### Work to complete
Your task is to print all of the data word for word.

[Figure data in JSON]
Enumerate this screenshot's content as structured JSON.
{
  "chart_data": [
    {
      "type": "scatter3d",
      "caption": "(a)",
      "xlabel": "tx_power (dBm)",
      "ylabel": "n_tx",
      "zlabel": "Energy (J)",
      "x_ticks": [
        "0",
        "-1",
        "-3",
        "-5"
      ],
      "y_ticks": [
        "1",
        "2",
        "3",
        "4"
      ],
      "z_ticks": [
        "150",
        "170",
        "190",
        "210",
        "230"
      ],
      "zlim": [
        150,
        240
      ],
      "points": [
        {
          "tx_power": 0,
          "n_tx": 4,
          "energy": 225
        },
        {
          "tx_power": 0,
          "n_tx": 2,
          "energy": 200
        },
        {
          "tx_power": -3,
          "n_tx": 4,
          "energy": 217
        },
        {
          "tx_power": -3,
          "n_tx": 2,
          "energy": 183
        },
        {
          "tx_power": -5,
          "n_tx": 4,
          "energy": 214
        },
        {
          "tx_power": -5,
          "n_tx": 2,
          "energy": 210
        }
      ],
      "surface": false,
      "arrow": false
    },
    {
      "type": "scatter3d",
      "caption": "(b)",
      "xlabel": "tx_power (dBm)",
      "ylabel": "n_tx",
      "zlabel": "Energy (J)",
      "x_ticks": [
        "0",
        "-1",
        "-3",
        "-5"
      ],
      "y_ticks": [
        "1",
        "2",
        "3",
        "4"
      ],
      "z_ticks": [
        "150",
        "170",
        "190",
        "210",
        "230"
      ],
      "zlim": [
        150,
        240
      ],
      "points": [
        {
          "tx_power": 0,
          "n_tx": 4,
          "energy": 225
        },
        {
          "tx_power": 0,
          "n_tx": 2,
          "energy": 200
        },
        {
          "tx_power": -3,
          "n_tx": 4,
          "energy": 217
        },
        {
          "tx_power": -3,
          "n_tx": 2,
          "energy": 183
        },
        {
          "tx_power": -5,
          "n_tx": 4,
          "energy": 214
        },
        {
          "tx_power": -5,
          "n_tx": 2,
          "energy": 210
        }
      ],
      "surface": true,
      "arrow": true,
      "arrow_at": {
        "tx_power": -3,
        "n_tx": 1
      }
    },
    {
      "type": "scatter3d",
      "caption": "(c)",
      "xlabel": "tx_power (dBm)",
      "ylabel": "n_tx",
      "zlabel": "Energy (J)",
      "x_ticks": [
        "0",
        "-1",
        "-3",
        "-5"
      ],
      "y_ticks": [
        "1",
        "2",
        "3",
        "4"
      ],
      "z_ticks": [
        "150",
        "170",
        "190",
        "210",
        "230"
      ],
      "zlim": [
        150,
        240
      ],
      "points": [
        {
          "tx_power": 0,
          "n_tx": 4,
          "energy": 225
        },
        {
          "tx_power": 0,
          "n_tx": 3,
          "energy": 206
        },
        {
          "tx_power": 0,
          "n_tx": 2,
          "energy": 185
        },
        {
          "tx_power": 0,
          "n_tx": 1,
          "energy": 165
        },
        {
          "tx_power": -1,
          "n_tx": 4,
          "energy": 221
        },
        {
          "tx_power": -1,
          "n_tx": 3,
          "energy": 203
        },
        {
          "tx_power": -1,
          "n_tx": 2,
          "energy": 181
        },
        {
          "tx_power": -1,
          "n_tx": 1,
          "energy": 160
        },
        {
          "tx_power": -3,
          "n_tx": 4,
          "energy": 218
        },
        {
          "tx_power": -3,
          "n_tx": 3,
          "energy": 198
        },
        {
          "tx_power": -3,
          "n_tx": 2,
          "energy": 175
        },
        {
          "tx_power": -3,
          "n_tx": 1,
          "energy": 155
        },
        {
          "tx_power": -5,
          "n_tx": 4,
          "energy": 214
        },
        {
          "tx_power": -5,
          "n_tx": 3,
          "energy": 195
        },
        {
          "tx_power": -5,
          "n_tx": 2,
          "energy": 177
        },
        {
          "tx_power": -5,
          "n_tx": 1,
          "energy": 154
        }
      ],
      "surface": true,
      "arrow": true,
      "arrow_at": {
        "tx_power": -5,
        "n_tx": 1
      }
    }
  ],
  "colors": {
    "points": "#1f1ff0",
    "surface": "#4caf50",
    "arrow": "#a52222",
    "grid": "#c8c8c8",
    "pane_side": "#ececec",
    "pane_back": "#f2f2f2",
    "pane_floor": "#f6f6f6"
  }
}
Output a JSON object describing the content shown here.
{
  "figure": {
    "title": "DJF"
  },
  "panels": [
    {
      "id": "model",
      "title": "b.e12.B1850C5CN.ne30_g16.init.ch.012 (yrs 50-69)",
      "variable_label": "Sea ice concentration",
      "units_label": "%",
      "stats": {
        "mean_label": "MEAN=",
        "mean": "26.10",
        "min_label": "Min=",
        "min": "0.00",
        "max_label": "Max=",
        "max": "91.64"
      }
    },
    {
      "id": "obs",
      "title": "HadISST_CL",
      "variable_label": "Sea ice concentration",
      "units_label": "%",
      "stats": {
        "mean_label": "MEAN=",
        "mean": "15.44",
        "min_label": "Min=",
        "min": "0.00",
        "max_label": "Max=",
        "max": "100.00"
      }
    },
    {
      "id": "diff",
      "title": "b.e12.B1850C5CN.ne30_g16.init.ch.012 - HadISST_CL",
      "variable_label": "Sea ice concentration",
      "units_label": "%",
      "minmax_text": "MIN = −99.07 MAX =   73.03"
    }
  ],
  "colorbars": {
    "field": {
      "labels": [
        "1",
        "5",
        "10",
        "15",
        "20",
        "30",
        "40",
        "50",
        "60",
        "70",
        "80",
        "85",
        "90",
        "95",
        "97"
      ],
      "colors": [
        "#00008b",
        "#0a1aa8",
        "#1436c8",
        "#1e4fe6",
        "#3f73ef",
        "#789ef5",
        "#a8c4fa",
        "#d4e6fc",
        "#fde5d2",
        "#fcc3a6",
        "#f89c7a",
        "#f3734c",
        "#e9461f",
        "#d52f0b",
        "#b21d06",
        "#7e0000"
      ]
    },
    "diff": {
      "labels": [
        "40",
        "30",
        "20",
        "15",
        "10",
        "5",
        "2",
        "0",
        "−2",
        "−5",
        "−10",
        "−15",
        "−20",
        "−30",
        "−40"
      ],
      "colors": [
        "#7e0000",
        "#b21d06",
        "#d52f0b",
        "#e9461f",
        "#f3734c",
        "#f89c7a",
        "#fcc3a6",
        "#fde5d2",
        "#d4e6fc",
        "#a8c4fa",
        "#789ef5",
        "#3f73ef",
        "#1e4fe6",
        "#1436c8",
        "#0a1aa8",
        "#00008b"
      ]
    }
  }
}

### Answer for this exercise
Enumerate this screenshot's content as structured JSON.
{
  "chart_data": [
    {
      "type": "scatter3d",
      "caption": "(a)",
      "xlabel": "tx_power (dBm)",
      "ylabel": "n_tx",
      "zlabel": "Energy (J)",
      "x_ticks": [
        "0",
        "-1",
        "-3",
        "-5"
      ],
      "y_ticks": [
        "1",
        "2",
        "3",
        "4"
      ],
      "z_ticks": [
        "150",
        "170",
        "190",
        "210",
        "230"
      ],
      "zlim": [
        150,
        240
      ],
      "points": [
        {
          "tx_power": 0,
          "n_tx": 4,
          "energy": 225
        },
        {
          "tx_power": 0,
          "n_tx": 2,
          "energy": 200
        },
        {
          "tx_power": -3,
          "n_tx": 4,
          "energy": 217
        },
        {
          "tx_power": -3,
          "n_tx": 2,
          "energy": 183
        },
        {
          "tx_power": -5,
          "n_tx": 4,
          "energy": 214
        },
        {
          "tx_power": -5,
          "n_tx": 2,
          "energy": 210
        }
      ],
      "surface": false,
      "arrow": false
    },
    {
      "type": "scatter3d",
      "caption": "(b)",
      "xlabel": "tx_power (dBm)",
      "ylabel": "n_tx",
      "zlabel": "Energy (J)",
      "x_ticks": [
        "0",
        "-1",
        "-3",
        "-5"
      ],
      "y_ticks": [
        "1",
        "2",
        "3",
        "4"
      ],
      "z_ticks": [
        "150",
        "170",
        "190",
        "210",
        "230"
      ],
      "zlim": [
        150,
        240
      ],
      "points": [
        {
          "tx_power": 0,
          "n_tx": 4,
          "energy": 225
        },
        {
          "tx_power": 0,
          "n_tx": 2,
          "energy": 200
        },
        {
          "tx_power": -3,
          "n_tx": 4,
          "energy": 217
        },
        {
          "tx_power": -3,
          "n_tx": 2,
          "energy": 183
        },
        {
          "tx_power": -5,
          "n_tx": 4,
          "energy": 214
        },
        {
          "tx_power": -5,
          "n_tx": 2,
          "energy": 210
        }
      ],
      "surface": true,
      "arrow": true,
      "arrow_at": {
        "tx_power": -3,
        "n_tx": 1
      }
    },
    {
      "type": "scatter3d",
      "caption": "(c)",
      "xlabel": "tx_power (dBm)",
      "ylabel": "n_tx",
      "zlabel": "Energy (J)",
      "x_ticks": [
        "0",
        "-1",
        "-3",
        "-5"
      ],
      "y_ticks": [
        "1",
        "2",
        "3",
        "4"
      ],
      "z_ticks": [
        "150",
        "170",
        "190",
        "210",
        "230"
      ],
      "zlim": [
        150,
        240
      ],
      "points": [
        {
          "tx_power": 0,
          "n_tx": 4,
          "energy": 225
        },
        {
          "tx_power": 0,
          "n_tx": 3,
          "energy": 206
        },
        {
          "tx_power": 0,
          "n_tx": 2,
          "energy": 185
        },
        {
          "tx_power": 0,
          "n_tx": 1,
          "energy": 165
        },
        {
          "tx_power": -1,
          "n_tx": 4,
          "energy": 221
        },
        {
          "tx_power": -1,
          "n_tx": 3,
          "energy": 203
        },
        {
          "tx_power": -1,
          "n_tx": 2,
          "energy": 181
        },
        {
          "tx_power": -1,
          "n_tx": 1,
          "energy": 160
        },
        {
          "tx_power": -3,
          "n_tx": 4,
          "energy": 218
        },
        {
          "tx_power": -3,
          "n_tx": 3,
          "energy": 198
        },
        {
          "tx_power": -3,
          "n_tx": 2,
          "energy": 175
        },
        {
          "tx_power": -3,
          "n_tx": 1,
          "energy": 155
        },
        {
          "tx_power": -5,
          "n_tx": 4,
          "energy": 214
        },
        {
          "tx_power": -5,
          "n_tx": 3,
          "energy": 195
        },
        {
          "tx_power": -5,
          "n_tx": 2,
          "energy": 177
        },
        {
          "tx_power": -5,
          "n_tx": 1,
          "energy": 154
        }
      ],
      "surface": true,
      "arrow": true,
      "arrow_at": {
        "tx_power": -5,
        "n_tx": 1
      }
    }
  ],
  "colors": {
    "points": "#1f1ff0",
    "surface": "#4caf50",
    "arrow": "#a52222",
    "grid": "#c8c8c8",
    "pane_side": "#ececec",
    "pane_back": "#f2f2f2",
    "pane_floor": "#f6f6f6"
  }
}
Output a JSON object describing the content shown here.
{
  "figure": {
    "title": "DJF"
  },
  "panels": [
    {
      "id": "model",
      "title": "b.e12.B1850C5CN.ne30_g16.init.ch.012 (yrs 50-69)",
      "variable_label": "Sea ice concentration",
      "units_label": "%",
      "stats": {
        "mean_label": "MEAN=",
        "mean": "26.10",
        "min_label": "Min=",
        "min": "0.00",
        "max_label": "Max=",
        "max": "91.64"
      }
    },
    {
      "id": "obs",
      "title": "HadISST_CL",
      "variable_label": "Sea ice concentration",
      "units_label": "%",
      "stats": {
        "mean_label": "MEAN=",
        "mean": "15.44",
        "min_label": "Min=",
        "min": "0.00",
        "max_label": "Max=",
        "max": "100.00"
      }
    },
    {
      "id": "diff",
      "title": "b.e12.B1850C5CN.ne30_g16.init.ch.012 - HadISST_CL",
      "variable_label": "Sea ice concentration",
      "units_label": "%",
      "minmax_text": "MIN = −99.07 MAX =   73.03"
    }
  ],
  "colorbars": {
    "field": {
      "labels": [
        "1",
        "5",
        "10",
        "15",
        "20",
        "30",
        "40",
        "50",
        "60",
        "70",
        "80",
        "85",
        "90",
        "95",
        "97"
      ],
      "colors": [
        "#00008b",
        "#0a1aa8",
        "#1436c8",
        "#1e4fe6",
        "#3f73ef",
        "#789ef5",
        "#a8c4fa",
        "#d4e6fc",
        "#fde5d2",
        "#fcc3a6",
        "#f89c7a",
        "#f3734c",
        "#e9461f",
        "#d52f0b",
        "#b21d06",
        "#7e0000"
      ]
    },
    "diff": {
      "labels": [
        "40",
        "30",
        "20",
        "15",
        "10",
        "5",
        "2",
        "0",
        "−2",
        "−5",
        "−10",
        "−15",
        "−20",
        "−30",
        "−40"
      ],
      "colors": [
        "#7e0000",
        "#b21d06",
        "#d52f0b",
        "#e9461f",
        "#f3734c",
        "#f89c7a",
        "#fcc3a6",
        "#fde5d2",
        "#d4e6fc",
        "#a8c4fa",
        "#789ef5",
        "#3f73ef",
        "#1e4fe6",
        "#1436c8",
        "#0a1aa8",
        "#00008b"
      ]
    }
  }
}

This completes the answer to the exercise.